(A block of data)

>>>>

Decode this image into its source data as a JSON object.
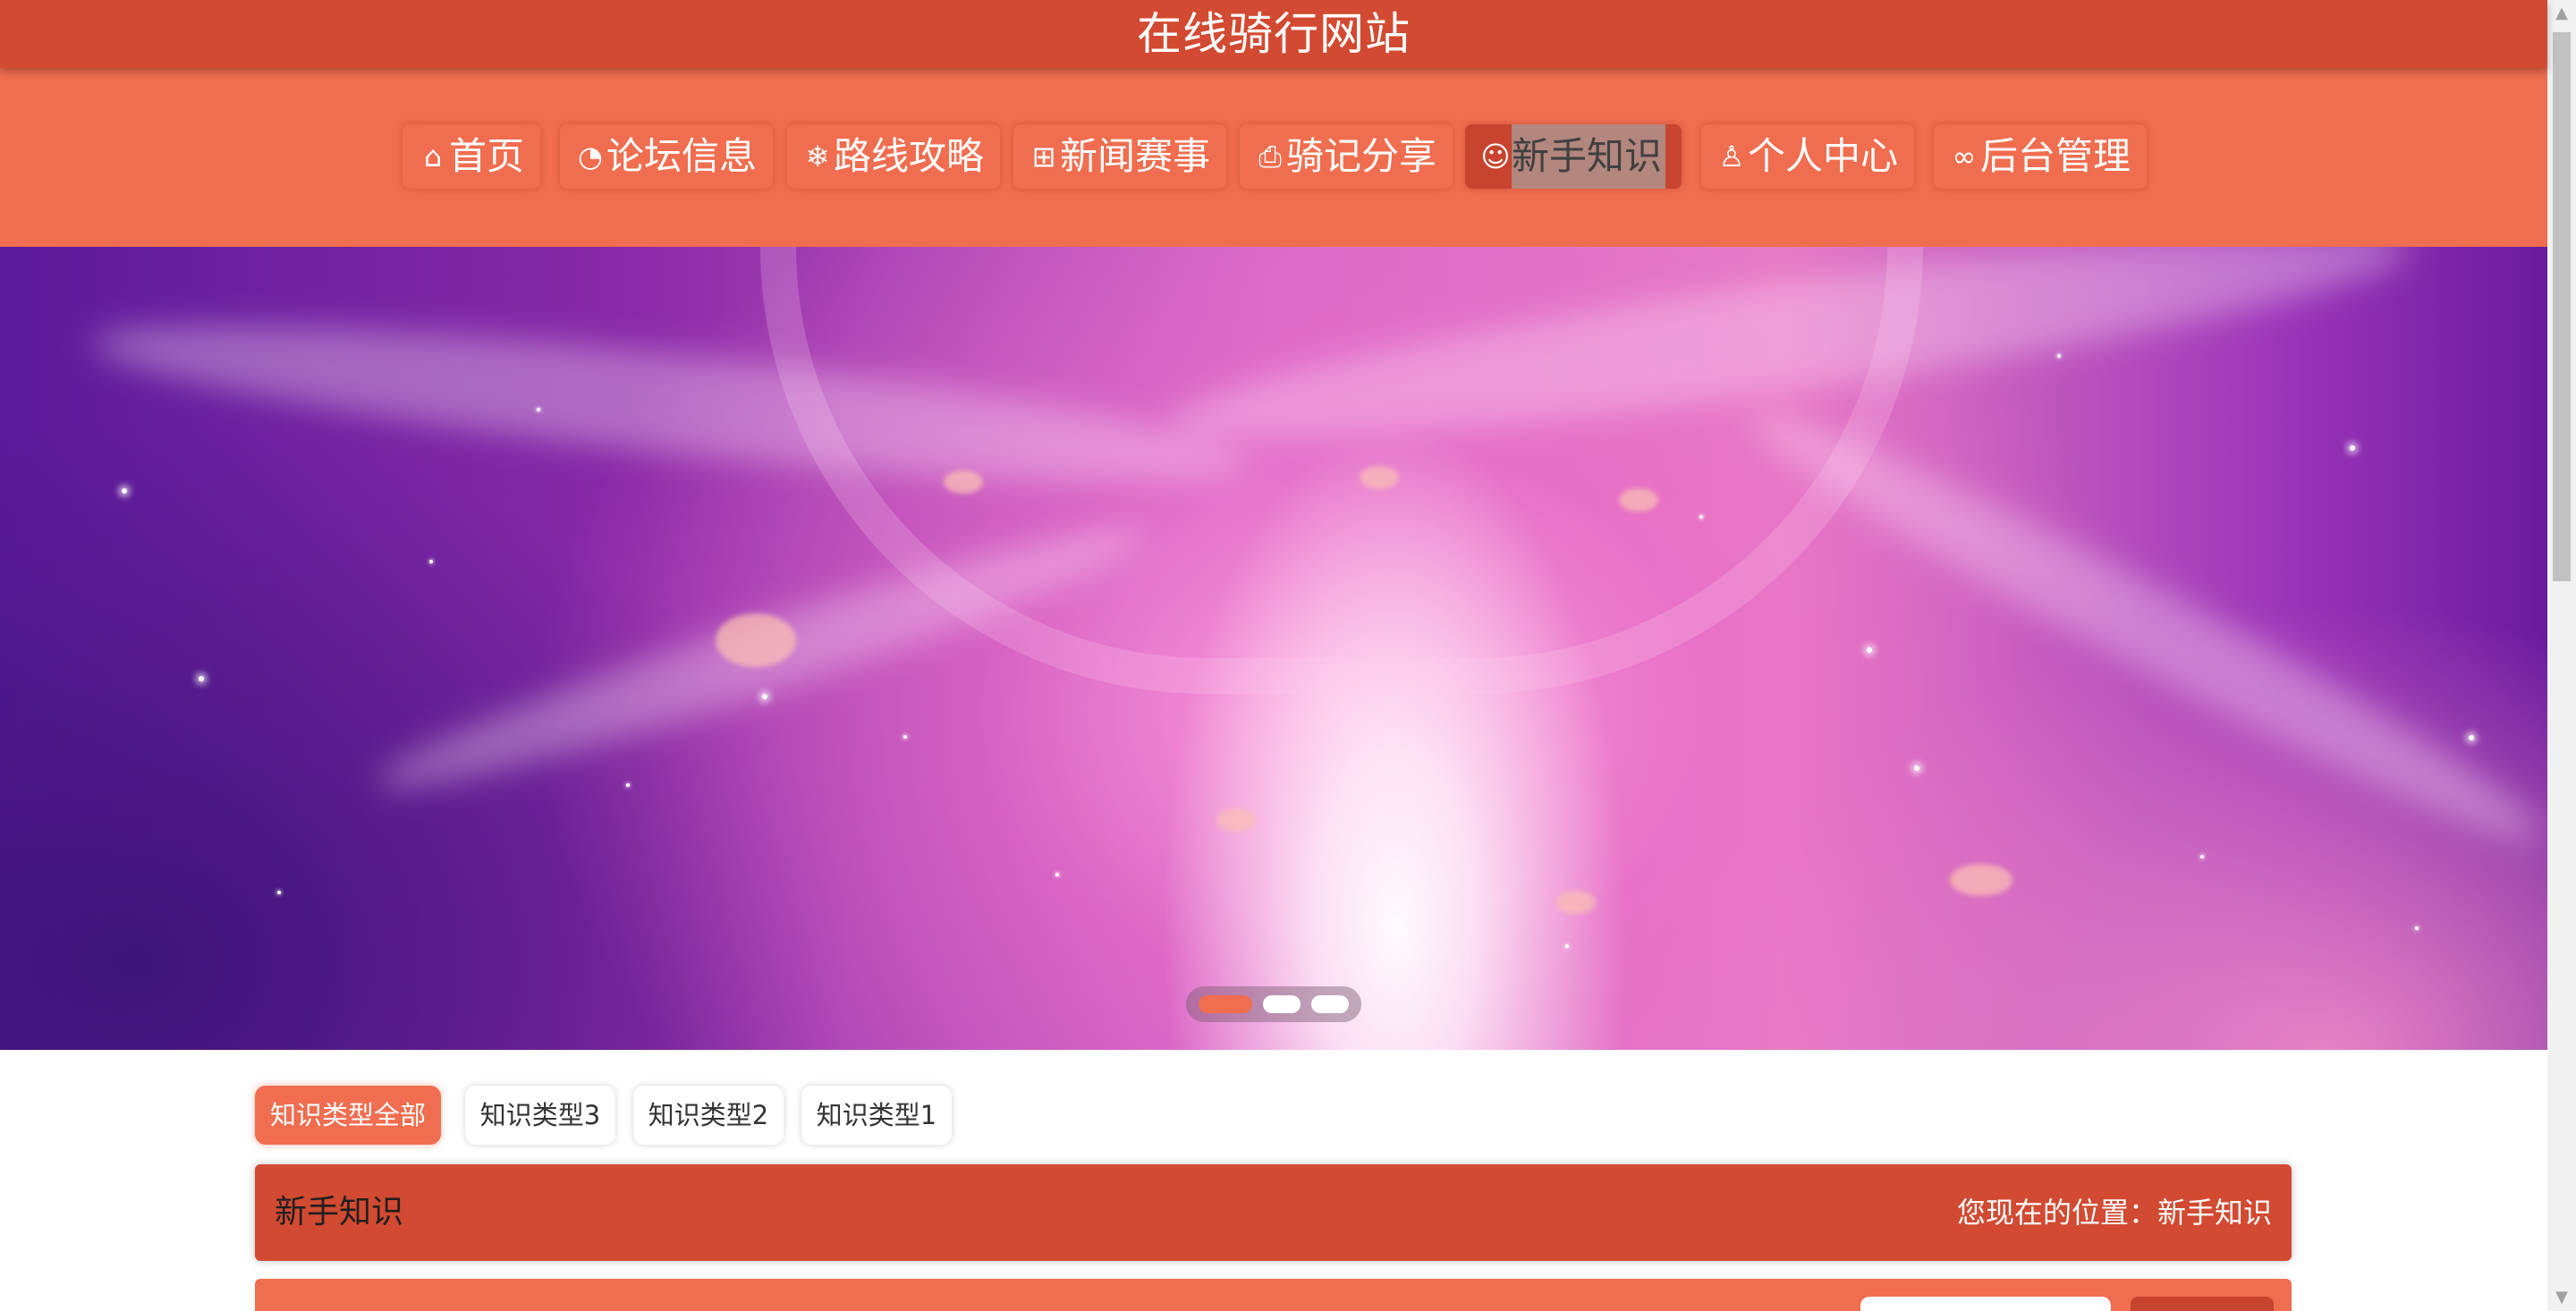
{
  "site": {
    "title": "在线骑行网站"
  },
  "nav": {
    "items": [
      {
        "icon": "home-icon",
        "glyph": "⌂",
        "label": "首页",
        "active": false
      },
      {
        "icon": "chat-bubble-icon",
        "glyph": "◔",
        "label": "论坛信息",
        "active": false
      },
      {
        "icon": "snowflake-icon",
        "glyph": "❄",
        "label": "路线攻略",
        "active": false
      },
      {
        "icon": "news-grid-icon",
        "glyph": "⊞",
        "label": "新闻赛事",
        "active": false
      },
      {
        "icon": "printer-icon",
        "glyph": "⎙",
        "label": "骑记分享",
        "active": false
      },
      {
        "icon": "smile-icon",
        "glyph": "☺",
        "label": "新手知识",
        "active": true
      },
      {
        "icon": "user-icon",
        "glyph": "♙",
        "label": "个人中心",
        "active": false
      },
      {
        "icon": "link-icon",
        "glyph": "∞",
        "label": "后台管理",
        "active": false
      }
    ]
  },
  "carousel": {
    "slide_count": 3,
    "active_index": 0
  },
  "categories": {
    "tabs": [
      {
        "label": "知识类型全部",
        "active": true
      },
      {
        "label": "知识类型3",
        "active": false
      },
      {
        "label": "知识类型2",
        "active": false
      },
      {
        "label": "知识类型1",
        "active": false
      }
    ]
  },
  "section": {
    "title": "新手知识",
    "breadcrumb": "您现在的位置：新手知识"
  },
  "colors": {
    "title_bar": "#d24a31",
    "nav_bar": "#f06d4f",
    "active_nav": "#c9442e",
    "accent": "#f06d4f"
  }
}
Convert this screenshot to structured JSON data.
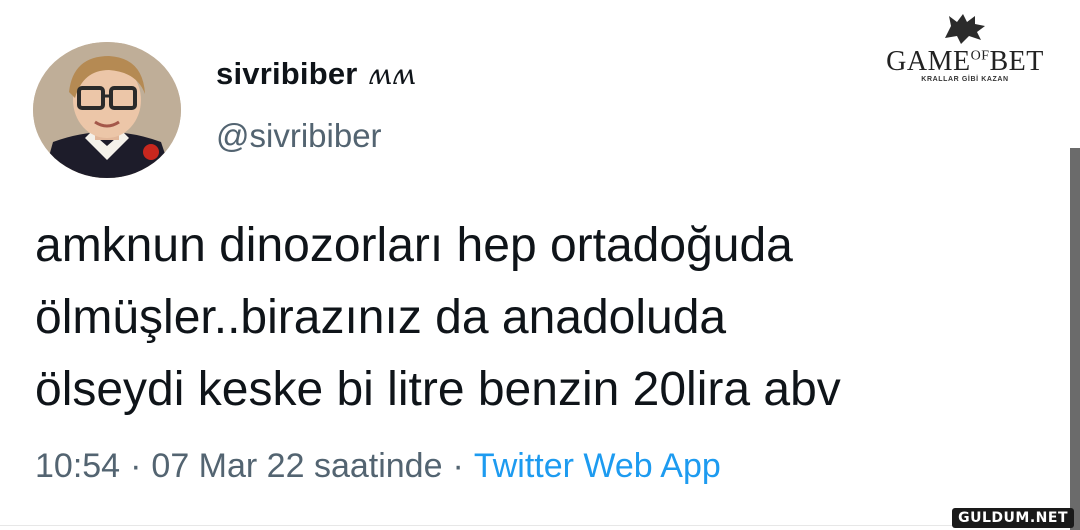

<<<<

- DIRECTIONS FOR THIS TASK:
The records above are to be restated exactly, without their pictures.

- TASK RESPONSE:
Decode this image into its source data as a JSON object.
{
  "site": {
    "title": "在线骑行网站"
  },
  "nav": {
    "items": [
      {
        "icon": "home-icon",
        "glyph": "⌂",
        "label": "首页",
        "active": false
      },
      {
        "icon": "chat-bubble-icon",
        "glyph": "◔",
        "label": "论坛信息",
        "active": false
      },
      {
        "icon": "snowflake-icon",
        "glyph": "❄",
        "label": "路线攻略",
        "active": false
      },
      {
        "icon": "news-grid-icon",
        "glyph": "⊞",
        "label": "新闻赛事",
        "active": false
      },
      {
        "icon": "printer-icon",
        "glyph": "⎙",
        "label": "骑记分享",
        "active": false
      },
      {
        "icon": "smile-icon",
        "glyph": "☺",
        "label": "新手知识",
        "active": true
      },
      {
        "icon": "user-icon",
        "glyph": "♙",
        "label": "个人中心",
        "active": false
      },
      {
        "icon": "link-icon",
        "glyph": "∞",
        "label": "后台管理",
        "active": false
      }
    ]
  },
  "carousel": {
    "slide_count": 3,
    "active_index": 0
  },
  "categories": {
    "tabs": [
      {
        "label": "知识类型全部",
        "active": true
      },
      {
        "label": "知识类型3",
        "active": false
      },
      {
        "label": "知识类型2",
        "active": false
      },
      {
        "label": "知识类型1",
        "active": false
      }
    ]
  },
  "section": {
    "title": "新手知识",
    "breadcrumb": "您现在的位置：新手知识"
  },
  "colors": {
    "title_bar": "#d24a31",
    "nav_bar": "#f06d4f",
    "active_nav": "#c9442e",
    "accent": "#f06d4f"
  }
}
Convert this screenshot to structured JSON data.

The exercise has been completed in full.